» **Task brief**:
Work out how many lines in the data hold the word "Stabilizer", and reply with that number only.

(Data items)
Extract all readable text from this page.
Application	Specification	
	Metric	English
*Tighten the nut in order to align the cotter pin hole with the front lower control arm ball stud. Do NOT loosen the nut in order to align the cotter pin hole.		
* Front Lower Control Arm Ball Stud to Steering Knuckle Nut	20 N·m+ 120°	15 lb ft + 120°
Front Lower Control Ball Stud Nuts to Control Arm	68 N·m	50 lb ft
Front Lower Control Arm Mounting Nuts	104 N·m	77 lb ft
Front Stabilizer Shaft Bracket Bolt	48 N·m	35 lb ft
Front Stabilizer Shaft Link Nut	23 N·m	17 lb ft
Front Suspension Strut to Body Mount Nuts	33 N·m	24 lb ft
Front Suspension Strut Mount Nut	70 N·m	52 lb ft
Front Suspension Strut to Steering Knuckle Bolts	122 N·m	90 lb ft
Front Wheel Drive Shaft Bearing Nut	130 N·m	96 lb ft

» **Solution**:
2